__TEXT__:
(begin)
The new Silicon Valley HQ of data storage company Evernote features a coffee bar in the lobby, staircases with built-in seating and an in-house artist to paint murals on whiteboards. (+slideshow)
San Francisco interior designers Studio O+A converted a gloomy 90s office building in Redwood City for Evernote, carving out a double-height reception area and adding a broad staircase containing banks of seating to encourage staff to use, and meet on, the stairs.
"In their old space they were on one floor," Studio O+A Principal Denise Cherry told Dezeen. "When they moved there was a lot of discussion about how to get interaction between floors. We built an expansive staircase that includes cushioned steps for seating - it’s kind of understood that you’re not supposed to use the elevators."
The 80,000 square foot building includes Silicon Valley staples such as a ping-pong table and a gym as well as a variety of different workspaces.
"We put in lots of different types of meeting spaces - formal, informal, collaborative, concentrative," says Cherry. "There is whiteboard paint everywhere. Anywhere you have an idea you can jot it down. And in fact they have an amazing whiteboard artist on staff who creates beautiful murals."
Cherry describes the look of the new space as "Simple, clean, bright, airy. We wanted to create a clean palette for them to layer in their work, much like their product, which creates layers of personal documents and pictures unique to every user."
The reception area is the most innovative part of the project, Cherry says. "Evernote doesn’t have a reception desk in the traditional sense. They have a coffee bar in the lobby. The emphasis throughout the office is on circulation - they really want to encourage people to move around, meet with each other, talk with each other so we thought coffee and donuts in the lobby would help with that. The receptionist doubles as a barista."
Photographer credit: Jasper Sanidad
Here's some text about the project from Studio O+A:
Square Footage: 80,000
At Evernote in Redwood City, California, the strict budget and swift pace of construction helped determine the direction of the design. Evernote is an online data storage company that allows its users to save (and retrieve) everything from Post-It notes to photographs to formal documents in the Cloud. With the company moving into a much larger building than it had previously occupied, and with business booming, Evernote needed to be up and running in its new space with a minimum of downtime. Our challenge was to design an office commensurate with Evernote’s soaring profile—on what was essentially a start-up budget and schedule.
(end)
__INSTRUCTIONS__:
1. Answer these questions using the article on Evernote's office.
(a) In which city is Evernote's new building?
(b) How many square feet does the building cover?
(c) Which staff member doubles as a barista?
2. Extend the article on Evernote's office with a further paragraph in Studio O+A's voice that carries on after its final sentence.

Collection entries
(begin)
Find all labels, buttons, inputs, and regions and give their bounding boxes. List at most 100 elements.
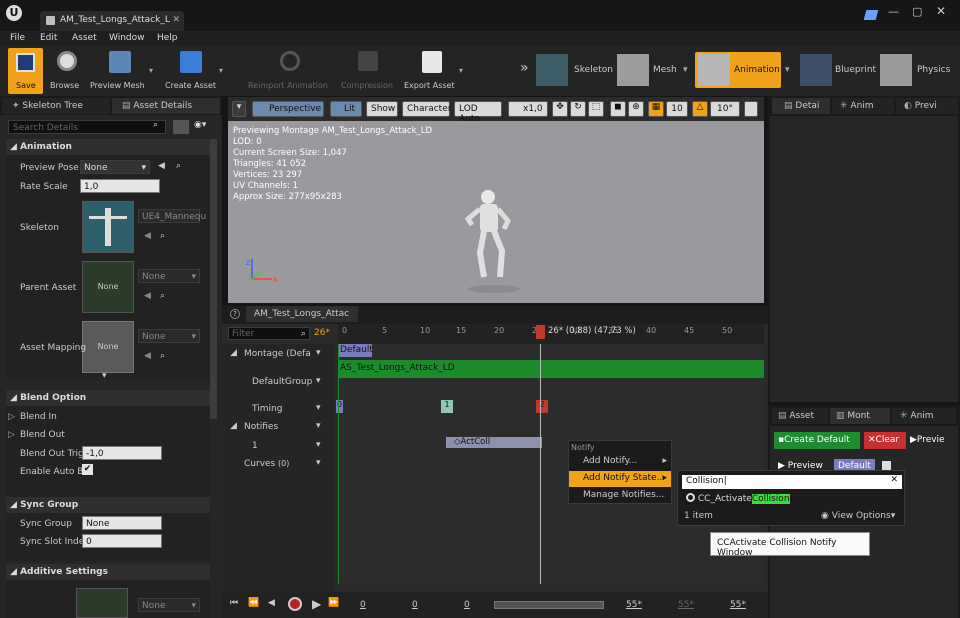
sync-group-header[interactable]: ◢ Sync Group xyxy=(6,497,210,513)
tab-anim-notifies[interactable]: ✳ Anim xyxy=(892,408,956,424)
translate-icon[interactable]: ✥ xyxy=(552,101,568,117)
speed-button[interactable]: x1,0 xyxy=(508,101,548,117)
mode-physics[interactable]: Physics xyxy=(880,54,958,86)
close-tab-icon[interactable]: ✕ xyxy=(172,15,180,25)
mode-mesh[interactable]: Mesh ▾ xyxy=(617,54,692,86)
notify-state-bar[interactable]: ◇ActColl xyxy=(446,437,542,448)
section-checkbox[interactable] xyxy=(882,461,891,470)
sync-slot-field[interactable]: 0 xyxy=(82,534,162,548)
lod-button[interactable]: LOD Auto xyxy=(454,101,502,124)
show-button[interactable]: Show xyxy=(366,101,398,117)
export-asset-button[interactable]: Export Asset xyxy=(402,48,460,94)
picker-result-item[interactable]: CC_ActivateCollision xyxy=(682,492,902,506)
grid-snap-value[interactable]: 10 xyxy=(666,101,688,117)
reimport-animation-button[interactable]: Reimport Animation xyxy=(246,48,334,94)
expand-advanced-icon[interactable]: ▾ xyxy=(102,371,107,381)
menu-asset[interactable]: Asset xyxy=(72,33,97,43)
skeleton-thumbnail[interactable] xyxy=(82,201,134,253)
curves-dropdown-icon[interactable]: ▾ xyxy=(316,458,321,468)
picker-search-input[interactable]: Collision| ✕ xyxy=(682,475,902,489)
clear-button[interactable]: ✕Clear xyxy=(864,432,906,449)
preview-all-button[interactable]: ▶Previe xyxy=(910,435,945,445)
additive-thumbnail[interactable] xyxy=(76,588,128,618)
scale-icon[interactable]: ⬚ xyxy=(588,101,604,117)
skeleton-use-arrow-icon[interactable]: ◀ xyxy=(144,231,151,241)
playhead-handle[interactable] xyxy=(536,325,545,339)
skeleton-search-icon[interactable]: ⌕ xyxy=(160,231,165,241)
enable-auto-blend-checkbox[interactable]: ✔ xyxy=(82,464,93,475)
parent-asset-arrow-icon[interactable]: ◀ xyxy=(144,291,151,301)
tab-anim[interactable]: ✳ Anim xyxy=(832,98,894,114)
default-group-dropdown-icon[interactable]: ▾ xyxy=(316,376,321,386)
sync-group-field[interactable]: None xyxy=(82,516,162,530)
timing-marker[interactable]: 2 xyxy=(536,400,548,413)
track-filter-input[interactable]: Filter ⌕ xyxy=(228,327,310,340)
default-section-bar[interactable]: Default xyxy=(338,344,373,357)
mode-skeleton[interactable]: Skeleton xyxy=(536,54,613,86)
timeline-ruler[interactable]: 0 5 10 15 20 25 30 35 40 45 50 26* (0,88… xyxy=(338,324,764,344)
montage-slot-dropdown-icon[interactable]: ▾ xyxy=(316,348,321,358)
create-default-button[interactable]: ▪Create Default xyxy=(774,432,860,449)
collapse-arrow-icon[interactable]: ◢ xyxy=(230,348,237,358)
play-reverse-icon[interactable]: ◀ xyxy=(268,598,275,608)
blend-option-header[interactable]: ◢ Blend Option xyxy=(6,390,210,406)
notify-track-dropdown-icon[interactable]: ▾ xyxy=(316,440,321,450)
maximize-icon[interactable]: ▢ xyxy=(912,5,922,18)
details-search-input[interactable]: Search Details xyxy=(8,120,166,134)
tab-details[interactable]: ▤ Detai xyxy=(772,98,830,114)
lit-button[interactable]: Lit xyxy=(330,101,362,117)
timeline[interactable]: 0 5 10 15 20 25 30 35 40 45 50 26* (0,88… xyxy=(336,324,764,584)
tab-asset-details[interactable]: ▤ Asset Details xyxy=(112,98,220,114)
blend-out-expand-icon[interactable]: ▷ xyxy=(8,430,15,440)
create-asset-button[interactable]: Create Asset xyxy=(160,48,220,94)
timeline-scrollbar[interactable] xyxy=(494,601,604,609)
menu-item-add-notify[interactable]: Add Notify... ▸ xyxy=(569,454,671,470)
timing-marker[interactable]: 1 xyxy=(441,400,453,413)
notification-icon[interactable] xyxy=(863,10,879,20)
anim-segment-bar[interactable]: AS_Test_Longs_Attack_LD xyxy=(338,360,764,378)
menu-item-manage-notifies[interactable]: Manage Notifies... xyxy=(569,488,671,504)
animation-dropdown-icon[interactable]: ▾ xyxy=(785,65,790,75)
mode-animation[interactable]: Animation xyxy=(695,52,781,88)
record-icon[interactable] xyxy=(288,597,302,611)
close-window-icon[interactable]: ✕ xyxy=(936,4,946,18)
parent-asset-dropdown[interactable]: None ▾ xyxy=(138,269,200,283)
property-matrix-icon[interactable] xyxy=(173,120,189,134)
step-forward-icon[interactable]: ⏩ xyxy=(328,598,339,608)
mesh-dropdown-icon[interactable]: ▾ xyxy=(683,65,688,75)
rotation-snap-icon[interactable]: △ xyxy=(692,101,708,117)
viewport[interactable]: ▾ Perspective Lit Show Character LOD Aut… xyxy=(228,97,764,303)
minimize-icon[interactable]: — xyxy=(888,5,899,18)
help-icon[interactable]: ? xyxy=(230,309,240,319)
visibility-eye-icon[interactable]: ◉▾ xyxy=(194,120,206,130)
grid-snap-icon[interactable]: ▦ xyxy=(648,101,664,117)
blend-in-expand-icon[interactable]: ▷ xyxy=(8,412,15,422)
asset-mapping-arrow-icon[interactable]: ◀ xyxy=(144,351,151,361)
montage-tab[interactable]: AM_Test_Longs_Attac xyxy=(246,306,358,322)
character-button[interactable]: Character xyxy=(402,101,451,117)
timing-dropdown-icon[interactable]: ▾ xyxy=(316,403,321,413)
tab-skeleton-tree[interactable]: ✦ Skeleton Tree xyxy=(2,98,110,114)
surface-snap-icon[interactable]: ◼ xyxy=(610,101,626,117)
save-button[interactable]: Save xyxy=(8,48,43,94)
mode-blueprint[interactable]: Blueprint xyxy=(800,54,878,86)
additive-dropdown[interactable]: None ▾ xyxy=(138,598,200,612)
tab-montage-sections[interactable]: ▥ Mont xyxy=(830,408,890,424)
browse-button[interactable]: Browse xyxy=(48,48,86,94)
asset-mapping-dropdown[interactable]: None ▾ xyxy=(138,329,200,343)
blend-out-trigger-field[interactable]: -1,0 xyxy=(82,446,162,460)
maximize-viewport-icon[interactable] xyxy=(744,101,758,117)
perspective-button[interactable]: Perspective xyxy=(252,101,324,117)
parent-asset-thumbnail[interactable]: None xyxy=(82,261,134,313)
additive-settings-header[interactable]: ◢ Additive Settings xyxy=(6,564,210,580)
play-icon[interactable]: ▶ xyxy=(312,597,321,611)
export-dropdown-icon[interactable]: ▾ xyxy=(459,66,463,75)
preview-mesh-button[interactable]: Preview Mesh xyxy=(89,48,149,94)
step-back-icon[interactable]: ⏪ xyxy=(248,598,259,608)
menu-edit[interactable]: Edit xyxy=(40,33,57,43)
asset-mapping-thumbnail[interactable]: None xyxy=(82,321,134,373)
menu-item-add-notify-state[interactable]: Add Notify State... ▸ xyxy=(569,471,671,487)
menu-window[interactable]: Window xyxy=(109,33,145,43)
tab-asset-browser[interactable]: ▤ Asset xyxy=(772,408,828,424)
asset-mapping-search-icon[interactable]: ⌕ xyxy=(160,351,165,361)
(end)
__ANSWERS PROVIDED__:
1.
(a) Redwood City, California
(b) 80,000 square feet
(c) The receptionist

2.
We began with the concept of making the process of construction part of the aesthetic. In a clean and modern context, construction materials may acquire the design impact of richer finishes. Evernote’s coffee bar and break areas are clad with Douglas fir plywood, the texture and grain of which provides its own graphic patterns. Forgoing expensive interior branding, Evernote instead hired chalk artist Dana Tanamachi to draft a wall-sized representation of the company’s identity, complete with its tagline, “Remember everything,” and elephant logo. Low-maintenance, water-conserving plants on an adjoining wall contribute to the reception area’s look of unforced spaciousness.
Adding to the informality is the placement of a coffee bar—with fully functioning donut and pastry counter—at the reception station. An echo of Evernote’s mission of turning impulses into lasting archives of information, our design transforms the spontaneous habits of its staff (grabbing a donut on arrival, for example) into a lasting element.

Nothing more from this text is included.